-- TASK TO COMPLETE --
Render everything from the start of the material down to the line containing "device-screen: Calibration Which", inclusive, as a JSON list of strings, one per line, leaving out blank lines.

▽

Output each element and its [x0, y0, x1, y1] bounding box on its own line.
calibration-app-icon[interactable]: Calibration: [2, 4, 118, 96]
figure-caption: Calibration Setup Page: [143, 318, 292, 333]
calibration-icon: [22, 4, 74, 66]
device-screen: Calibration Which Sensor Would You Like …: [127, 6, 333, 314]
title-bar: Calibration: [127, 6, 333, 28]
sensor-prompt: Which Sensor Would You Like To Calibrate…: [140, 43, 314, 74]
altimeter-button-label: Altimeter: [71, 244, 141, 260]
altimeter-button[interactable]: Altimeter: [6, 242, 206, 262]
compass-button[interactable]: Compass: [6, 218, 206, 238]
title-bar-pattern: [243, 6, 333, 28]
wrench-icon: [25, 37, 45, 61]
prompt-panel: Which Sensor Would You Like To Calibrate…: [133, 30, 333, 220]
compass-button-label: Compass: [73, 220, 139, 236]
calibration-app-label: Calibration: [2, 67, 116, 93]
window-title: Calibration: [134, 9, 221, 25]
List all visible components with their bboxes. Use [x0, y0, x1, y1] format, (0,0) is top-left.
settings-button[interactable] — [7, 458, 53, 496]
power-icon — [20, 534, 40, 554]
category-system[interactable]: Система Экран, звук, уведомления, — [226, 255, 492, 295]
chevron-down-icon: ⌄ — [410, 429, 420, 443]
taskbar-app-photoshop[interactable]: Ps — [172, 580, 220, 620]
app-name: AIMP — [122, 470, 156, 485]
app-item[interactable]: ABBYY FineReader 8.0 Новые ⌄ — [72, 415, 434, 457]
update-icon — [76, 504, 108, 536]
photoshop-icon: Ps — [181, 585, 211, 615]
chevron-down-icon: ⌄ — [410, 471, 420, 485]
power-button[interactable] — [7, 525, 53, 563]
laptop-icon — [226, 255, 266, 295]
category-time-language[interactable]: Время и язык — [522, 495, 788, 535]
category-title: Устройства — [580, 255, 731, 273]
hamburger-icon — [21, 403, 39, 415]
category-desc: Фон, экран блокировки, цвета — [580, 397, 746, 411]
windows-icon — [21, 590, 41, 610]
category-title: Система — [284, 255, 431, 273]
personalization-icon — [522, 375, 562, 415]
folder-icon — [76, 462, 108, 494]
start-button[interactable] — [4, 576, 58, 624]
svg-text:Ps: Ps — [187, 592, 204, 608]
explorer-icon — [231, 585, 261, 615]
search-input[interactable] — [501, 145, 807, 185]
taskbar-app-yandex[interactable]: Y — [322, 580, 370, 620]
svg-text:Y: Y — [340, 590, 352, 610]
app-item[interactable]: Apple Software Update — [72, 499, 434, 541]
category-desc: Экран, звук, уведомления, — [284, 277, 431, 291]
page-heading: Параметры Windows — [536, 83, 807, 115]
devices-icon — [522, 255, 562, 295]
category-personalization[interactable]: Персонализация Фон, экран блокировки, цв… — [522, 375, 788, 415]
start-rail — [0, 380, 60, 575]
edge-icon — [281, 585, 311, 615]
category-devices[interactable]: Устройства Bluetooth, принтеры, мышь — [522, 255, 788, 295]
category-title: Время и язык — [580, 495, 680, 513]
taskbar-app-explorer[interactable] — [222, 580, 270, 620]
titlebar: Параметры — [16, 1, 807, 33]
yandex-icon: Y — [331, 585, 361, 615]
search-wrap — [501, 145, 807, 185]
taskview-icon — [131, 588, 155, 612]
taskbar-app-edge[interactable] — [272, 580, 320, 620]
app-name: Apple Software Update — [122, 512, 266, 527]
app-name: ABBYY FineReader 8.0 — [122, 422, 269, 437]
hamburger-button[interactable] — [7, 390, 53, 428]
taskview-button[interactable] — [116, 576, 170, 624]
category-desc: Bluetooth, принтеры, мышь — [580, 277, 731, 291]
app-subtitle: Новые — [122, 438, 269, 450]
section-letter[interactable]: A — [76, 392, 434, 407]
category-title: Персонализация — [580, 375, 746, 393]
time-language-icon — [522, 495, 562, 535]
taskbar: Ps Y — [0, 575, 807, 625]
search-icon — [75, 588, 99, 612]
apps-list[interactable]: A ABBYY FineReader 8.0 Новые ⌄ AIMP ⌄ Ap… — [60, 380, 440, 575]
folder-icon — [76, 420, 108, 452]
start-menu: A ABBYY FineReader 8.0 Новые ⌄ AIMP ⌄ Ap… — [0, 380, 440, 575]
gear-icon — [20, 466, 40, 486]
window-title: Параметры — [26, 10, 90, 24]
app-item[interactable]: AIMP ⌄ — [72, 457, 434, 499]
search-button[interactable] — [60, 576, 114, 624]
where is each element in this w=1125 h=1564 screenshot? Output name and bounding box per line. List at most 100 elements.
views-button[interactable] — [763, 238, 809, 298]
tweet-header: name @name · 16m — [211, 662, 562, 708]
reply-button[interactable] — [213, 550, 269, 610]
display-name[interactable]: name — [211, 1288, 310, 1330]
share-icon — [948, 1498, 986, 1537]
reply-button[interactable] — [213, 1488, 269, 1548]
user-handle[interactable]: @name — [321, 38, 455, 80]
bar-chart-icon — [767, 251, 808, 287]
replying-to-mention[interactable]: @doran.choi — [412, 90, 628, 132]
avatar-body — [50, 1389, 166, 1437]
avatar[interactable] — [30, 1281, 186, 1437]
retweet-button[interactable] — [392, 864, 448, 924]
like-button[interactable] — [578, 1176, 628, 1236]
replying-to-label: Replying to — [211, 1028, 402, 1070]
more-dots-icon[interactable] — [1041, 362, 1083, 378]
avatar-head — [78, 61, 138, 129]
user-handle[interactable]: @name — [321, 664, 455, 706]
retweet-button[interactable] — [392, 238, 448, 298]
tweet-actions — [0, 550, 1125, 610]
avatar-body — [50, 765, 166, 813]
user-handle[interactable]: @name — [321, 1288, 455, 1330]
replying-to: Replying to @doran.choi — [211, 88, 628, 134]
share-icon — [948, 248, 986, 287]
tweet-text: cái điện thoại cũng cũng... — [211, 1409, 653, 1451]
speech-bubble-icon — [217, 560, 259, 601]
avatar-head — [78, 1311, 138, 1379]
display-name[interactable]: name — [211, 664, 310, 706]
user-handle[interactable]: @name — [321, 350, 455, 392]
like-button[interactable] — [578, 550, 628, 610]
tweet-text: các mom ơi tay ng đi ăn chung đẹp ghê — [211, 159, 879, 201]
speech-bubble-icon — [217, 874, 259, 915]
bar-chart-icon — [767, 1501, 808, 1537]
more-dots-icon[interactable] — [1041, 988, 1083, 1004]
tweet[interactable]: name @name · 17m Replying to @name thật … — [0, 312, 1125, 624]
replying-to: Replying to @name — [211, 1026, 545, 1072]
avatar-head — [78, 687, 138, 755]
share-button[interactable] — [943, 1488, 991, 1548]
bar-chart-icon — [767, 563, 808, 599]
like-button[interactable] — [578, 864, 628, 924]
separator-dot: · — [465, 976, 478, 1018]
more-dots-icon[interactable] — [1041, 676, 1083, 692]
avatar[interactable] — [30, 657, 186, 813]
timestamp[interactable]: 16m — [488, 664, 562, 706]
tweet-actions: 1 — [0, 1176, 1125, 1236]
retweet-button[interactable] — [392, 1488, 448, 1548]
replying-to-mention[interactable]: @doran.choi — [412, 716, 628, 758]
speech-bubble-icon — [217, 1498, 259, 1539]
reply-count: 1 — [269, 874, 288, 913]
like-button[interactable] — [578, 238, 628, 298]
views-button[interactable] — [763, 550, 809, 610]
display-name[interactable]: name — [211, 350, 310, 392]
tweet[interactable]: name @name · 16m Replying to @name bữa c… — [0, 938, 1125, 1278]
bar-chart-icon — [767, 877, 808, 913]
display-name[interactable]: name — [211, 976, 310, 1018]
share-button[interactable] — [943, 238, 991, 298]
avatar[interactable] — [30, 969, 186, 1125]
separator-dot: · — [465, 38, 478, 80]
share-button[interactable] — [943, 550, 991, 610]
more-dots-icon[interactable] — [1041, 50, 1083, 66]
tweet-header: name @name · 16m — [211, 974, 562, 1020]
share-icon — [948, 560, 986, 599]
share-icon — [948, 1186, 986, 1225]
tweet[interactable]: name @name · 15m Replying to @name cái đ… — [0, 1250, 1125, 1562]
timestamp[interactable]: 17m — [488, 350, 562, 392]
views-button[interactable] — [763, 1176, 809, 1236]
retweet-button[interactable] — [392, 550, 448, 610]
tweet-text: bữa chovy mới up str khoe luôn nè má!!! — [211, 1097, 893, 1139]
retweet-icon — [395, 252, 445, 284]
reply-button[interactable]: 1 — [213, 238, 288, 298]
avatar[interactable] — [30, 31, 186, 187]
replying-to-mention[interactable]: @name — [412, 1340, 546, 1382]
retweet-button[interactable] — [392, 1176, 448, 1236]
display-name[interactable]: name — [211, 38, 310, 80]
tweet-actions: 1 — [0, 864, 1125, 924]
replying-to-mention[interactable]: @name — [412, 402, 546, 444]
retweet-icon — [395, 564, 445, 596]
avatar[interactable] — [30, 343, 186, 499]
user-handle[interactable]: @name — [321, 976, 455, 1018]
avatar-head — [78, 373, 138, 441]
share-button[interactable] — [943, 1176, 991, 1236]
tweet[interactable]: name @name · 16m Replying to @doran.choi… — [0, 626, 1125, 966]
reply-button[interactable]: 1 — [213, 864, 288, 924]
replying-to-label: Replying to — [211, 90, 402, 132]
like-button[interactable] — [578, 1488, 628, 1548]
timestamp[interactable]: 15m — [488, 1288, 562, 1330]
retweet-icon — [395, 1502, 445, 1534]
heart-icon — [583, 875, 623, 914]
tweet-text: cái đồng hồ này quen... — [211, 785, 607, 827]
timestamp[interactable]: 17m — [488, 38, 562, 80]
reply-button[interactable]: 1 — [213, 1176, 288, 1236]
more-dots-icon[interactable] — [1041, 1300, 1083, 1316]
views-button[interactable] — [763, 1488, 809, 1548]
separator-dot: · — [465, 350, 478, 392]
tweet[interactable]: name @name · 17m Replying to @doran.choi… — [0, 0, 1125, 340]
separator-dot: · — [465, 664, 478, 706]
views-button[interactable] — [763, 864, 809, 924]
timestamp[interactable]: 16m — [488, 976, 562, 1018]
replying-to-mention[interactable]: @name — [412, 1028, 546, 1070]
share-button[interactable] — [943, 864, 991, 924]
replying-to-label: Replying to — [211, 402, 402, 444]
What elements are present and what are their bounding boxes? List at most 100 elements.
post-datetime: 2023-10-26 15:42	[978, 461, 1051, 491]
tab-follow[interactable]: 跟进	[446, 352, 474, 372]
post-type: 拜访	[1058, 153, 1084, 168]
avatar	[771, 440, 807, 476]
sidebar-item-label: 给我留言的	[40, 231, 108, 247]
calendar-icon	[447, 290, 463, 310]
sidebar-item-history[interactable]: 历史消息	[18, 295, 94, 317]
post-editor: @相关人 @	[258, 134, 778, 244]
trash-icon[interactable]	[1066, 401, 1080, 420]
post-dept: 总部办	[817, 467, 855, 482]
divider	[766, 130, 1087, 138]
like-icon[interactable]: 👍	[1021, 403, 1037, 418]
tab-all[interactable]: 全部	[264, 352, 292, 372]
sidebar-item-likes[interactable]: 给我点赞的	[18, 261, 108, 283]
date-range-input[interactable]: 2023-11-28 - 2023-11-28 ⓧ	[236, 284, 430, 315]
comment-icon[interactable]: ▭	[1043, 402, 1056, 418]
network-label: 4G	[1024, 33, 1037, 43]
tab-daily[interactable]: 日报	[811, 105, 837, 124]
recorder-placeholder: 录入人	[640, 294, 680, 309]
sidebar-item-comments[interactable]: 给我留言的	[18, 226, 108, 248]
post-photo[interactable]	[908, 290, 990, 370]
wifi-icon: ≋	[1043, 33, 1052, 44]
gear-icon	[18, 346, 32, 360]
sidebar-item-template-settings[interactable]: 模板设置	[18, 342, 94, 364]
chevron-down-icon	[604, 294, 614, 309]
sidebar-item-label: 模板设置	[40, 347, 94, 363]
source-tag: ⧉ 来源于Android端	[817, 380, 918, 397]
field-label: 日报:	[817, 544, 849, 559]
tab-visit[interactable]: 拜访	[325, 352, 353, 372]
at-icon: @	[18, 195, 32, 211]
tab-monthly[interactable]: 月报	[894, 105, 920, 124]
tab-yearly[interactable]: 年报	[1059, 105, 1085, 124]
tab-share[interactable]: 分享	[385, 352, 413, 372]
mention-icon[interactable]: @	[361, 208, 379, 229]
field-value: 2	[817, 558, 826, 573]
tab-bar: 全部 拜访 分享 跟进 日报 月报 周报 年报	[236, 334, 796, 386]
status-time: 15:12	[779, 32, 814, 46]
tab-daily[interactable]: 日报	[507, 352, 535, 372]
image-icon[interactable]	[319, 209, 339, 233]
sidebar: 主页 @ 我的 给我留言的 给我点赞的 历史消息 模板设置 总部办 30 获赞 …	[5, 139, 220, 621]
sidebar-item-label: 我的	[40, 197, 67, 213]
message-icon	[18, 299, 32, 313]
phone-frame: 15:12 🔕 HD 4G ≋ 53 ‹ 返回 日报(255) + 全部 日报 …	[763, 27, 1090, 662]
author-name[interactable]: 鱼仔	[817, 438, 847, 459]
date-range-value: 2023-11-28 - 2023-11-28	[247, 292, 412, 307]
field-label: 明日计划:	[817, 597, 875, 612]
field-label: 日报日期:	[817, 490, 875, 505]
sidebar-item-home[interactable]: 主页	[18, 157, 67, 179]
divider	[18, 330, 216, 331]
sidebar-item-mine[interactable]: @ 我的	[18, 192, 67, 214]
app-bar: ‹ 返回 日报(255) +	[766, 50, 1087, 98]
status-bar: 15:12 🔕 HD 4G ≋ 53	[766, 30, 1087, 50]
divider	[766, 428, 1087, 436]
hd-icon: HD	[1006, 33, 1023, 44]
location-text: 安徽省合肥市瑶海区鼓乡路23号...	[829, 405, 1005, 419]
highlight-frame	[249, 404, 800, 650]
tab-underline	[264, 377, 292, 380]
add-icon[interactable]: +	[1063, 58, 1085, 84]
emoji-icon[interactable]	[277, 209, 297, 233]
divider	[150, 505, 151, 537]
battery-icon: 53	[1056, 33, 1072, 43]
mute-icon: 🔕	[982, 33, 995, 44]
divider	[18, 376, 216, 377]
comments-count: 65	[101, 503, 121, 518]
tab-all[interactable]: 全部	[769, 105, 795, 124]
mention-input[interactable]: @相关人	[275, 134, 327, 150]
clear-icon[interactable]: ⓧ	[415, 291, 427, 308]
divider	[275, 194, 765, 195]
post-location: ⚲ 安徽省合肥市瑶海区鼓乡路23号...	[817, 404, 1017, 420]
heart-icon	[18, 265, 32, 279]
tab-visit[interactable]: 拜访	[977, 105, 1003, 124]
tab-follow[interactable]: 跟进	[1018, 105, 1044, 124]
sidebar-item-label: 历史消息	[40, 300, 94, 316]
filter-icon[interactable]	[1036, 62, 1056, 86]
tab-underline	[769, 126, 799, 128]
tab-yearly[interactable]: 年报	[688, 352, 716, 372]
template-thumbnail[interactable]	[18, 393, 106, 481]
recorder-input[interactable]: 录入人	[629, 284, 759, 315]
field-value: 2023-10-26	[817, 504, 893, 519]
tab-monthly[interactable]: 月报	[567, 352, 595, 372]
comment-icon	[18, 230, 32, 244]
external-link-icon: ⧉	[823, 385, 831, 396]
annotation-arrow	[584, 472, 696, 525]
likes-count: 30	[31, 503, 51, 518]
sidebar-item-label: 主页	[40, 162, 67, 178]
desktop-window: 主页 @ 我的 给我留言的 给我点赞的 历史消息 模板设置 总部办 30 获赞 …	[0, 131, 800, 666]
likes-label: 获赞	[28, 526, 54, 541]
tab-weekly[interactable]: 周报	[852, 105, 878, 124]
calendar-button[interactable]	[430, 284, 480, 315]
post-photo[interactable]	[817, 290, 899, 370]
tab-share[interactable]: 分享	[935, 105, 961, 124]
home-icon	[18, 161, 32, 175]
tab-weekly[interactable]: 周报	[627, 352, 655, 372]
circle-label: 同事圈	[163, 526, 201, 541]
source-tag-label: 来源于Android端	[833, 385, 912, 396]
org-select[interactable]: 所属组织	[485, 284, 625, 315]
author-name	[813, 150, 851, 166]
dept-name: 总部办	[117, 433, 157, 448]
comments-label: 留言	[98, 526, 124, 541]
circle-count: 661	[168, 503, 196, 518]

△

-- THE SOLUTION --
[
  "Output each element and its [x0, y0, x1, y1] bounding box on its own line.",
  "calibration-app-icon[interactable]: Calibration: [2, 4, 118, 96]",
  "figure-caption: Calibration Setup Page: [143, 318, 292, 333]",
  "calibration-icon: [22, 4, 74, 66]",
  "device-screen: Calibration Which Sensor Would You Like …: [127, 6, 333, 314]"
]